• _OBJECTIVE_
Give the data below again exactly as written, without its pictures.

[Start]

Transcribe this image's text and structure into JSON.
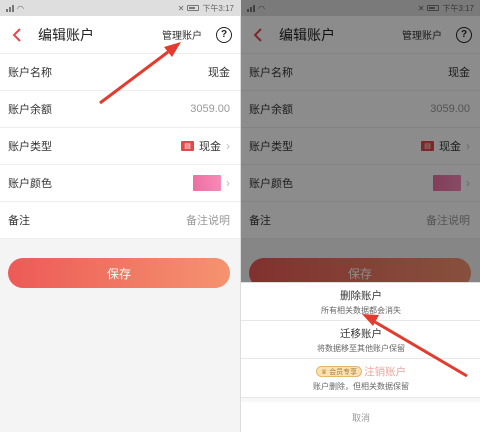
{
  "status_bar": {
    "time": "下午3:17"
  },
  "left": {
    "nav": {
      "title": "编辑账户",
      "manage": "管理账户",
      "help": "?"
    },
    "rows": [
      {
        "label": "账户名称",
        "value": "现金"
      },
      {
        "label": "账户余额",
        "value": "3059.00"
      },
      {
        "label": "账户类型",
        "value": "现金"
      },
      {
        "label": "账户颜色",
        "value": ""
      },
      {
        "label": "备注",
        "value": "备注说明"
      }
    ],
    "save_label": "保存"
  },
  "right": {
    "nav": {
      "title": "编辑账户",
      "manage": "管理账户",
      "help": "?"
    },
    "rows": [
      {
        "label": "账户名称",
        "value": "现金"
      },
      {
        "label": "账户余额",
        "value": "3059.00"
      },
      {
        "label": "账户类型",
        "value": "现金"
      },
      {
        "label": "账户颜色",
        "value": ""
      },
      {
        "label": "备注",
        "value": "备注说明"
      }
    ],
    "save_label": "保存",
    "sheet": {
      "delete": {
        "title": "删除账户",
        "sub": "所有相关数据都会消失"
      },
      "migrate": {
        "title": "迁移账户",
        "sub": "将数据移至其他账户保留"
      },
      "cancel_account": {
        "badge": "会员专享",
        "title": "注销账户",
        "sub": "账户删除，但相关数据保留"
      },
      "cancel": "取消"
    }
  },
  "colors": {
    "accent": "#ec5a57",
    "arrow": "#e33b2e",
    "account_color": "#ee6fa3"
  },
  "icons": [
    "back-chevron-icon",
    "help-circle-icon",
    "cash-icon",
    "chevron-right-icon",
    "crown-icon",
    "wifi-icon",
    "signal-icon",
    "battery-icon"
  ]
}
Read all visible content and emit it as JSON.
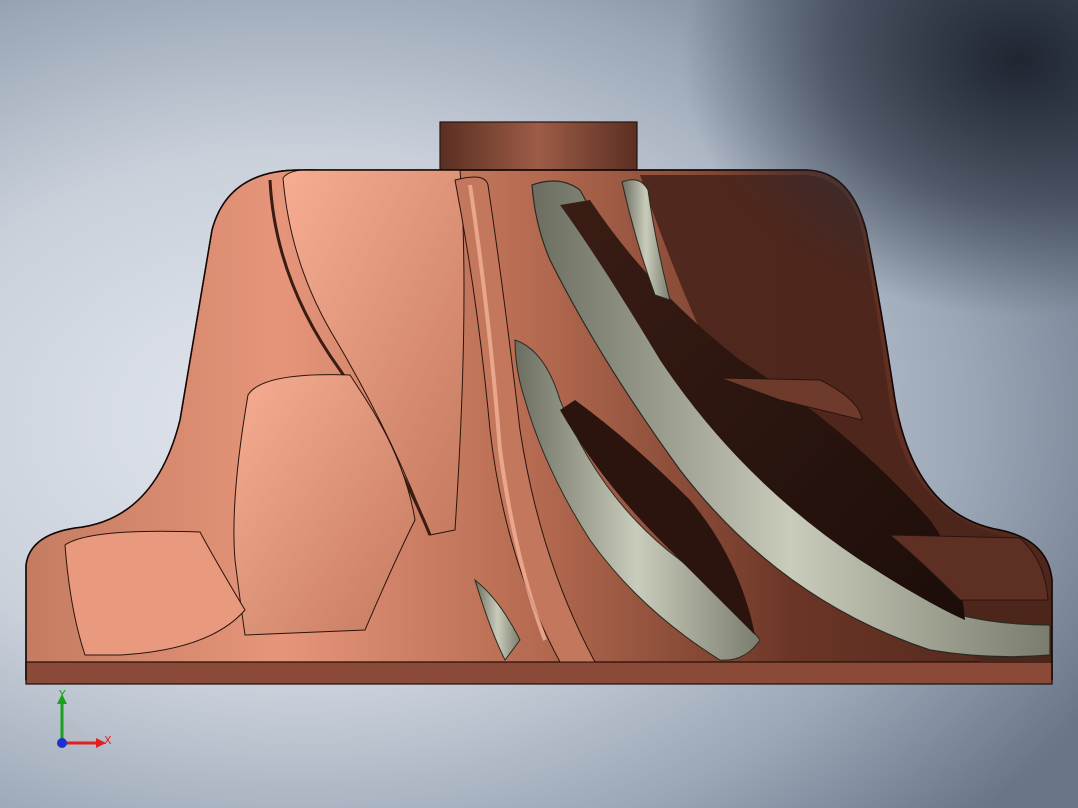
{
  "colors": {
    "body_base": "#b9735a",
    "body_light": "#f0a88c",
    "body_dark": "#5a3024",
    "blade_gray": "#b7b9a9",
    "axis_x": "#e02020",
    "axis_y": "#1aa01a",
    "axis_z": "#2030d0"
  },
  "triad": {
    "x_label": "X",
    "y_label": "Y"
  }
}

[End]

• _TASK RESPONSE_
Transcribe this image's text and structure into JSON.
{
  "status_bar": {
    "time": "下午3:17"
  },
  "left": {
    "nav": {
      "title": "编辑账户",
      "manage": "管理账户",
      "help": "?"
    },
    "rows": [
      {
        "label": "账户名称",
        "value": "现金"
      },
      {
        "label": "账户余额",
        "value": "3059.00"
      },
      {
        "label": "账户类型",
        "value": "现金"
      },
      {
        "label": "账户颜色",
        "value": ""
      },
      {
        "label": "备注",
        "value": "备注说明"
      }
    ],
    "save_label": "保存"
  },
  "right": {
    "nav": {
      "title": "编辑账户",
      "manage": "管理账户",
      "help": "?"
    },
    "rows": [
      {
        "label": "账户名称",
        "value": "现金"
      },
      {
        "label": "账户余额",
        "value": "3059.00"
      },
      {
        "label": "账户类型",
        "value": "现金"
      },
      {
        "label": "账户颜色",
        "value": ""
      },
      {
        "label": "备注",
        "value": "备注说明"
      }
    ],
    "save_label": "保存",
    "sheet": {
      "delete": {
        "title": "删除账户",
        "sub": "所有相关数据都会消失"
      },
      "migrate": {
        "title": "迁移账户",
        "sub": "将数据移至其他账户保留"
      },
      "cancel_account": {
        "badge": "会员专享",
        "title": "注销账户",
        "sub": "账户删除，但相关数据保留"
      },
      "cancel": "取消"
    }
  },
  "colors": {
    "accent": "#ec5a57",
    "arrow": "#e33b2e",
    "account_color": "#ee6fa3"
  },
  "icons": [
    "back-chevron-icon",
    "help-circle-icon",
    "cash-icon",
    "chevron-right-icon",
    "crown-icon",
    "wifi-icon",
    "signal-icon",
    "battery-icon"
  ]
}
Read all visible content and emit it as JSON.
{
  "colors": {
    "body_base": "#b9735a",
    "body_light": "#f0a88c",
    "body_dark": "#5a3024",
    "blade_gray": "#b7b9a9",
    "axis_x": "#e02020",
    "axis_y": "#1aa01a",
    "axis_z": "#2030d0"
  },
  "triad": {
    "x_label": "X",
    "y_label": "Y"
  }
}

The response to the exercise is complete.